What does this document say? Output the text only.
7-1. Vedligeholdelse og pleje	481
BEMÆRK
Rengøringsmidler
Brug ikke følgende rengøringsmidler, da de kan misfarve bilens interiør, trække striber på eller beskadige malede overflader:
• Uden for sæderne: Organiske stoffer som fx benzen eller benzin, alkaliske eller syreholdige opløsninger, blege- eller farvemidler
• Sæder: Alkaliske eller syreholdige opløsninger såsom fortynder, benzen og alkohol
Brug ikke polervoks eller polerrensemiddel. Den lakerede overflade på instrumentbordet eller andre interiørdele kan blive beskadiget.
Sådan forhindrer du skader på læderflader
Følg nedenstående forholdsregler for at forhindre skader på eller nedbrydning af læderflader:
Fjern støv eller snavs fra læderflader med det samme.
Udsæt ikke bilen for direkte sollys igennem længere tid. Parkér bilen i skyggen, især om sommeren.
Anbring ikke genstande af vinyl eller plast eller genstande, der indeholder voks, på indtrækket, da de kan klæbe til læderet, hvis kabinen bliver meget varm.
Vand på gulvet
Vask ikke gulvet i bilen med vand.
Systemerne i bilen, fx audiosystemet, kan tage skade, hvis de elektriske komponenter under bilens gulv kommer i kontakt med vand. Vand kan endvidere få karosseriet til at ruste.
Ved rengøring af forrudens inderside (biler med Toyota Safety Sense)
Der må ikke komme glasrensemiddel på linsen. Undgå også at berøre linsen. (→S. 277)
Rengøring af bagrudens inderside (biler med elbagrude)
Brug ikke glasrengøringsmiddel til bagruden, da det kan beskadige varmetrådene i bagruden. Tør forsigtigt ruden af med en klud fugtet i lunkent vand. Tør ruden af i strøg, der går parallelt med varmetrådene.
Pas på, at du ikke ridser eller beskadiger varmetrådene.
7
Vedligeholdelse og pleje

◇ ◇ ◇

_EXERCISE TASK_: Write out every line from the entries where "Vedligeholdelse" appears.

_ANSWER FOR THIS EXERCISE_:
7-1. Vedligeholdelse og pleje	481
Vedligeholdelse og pleje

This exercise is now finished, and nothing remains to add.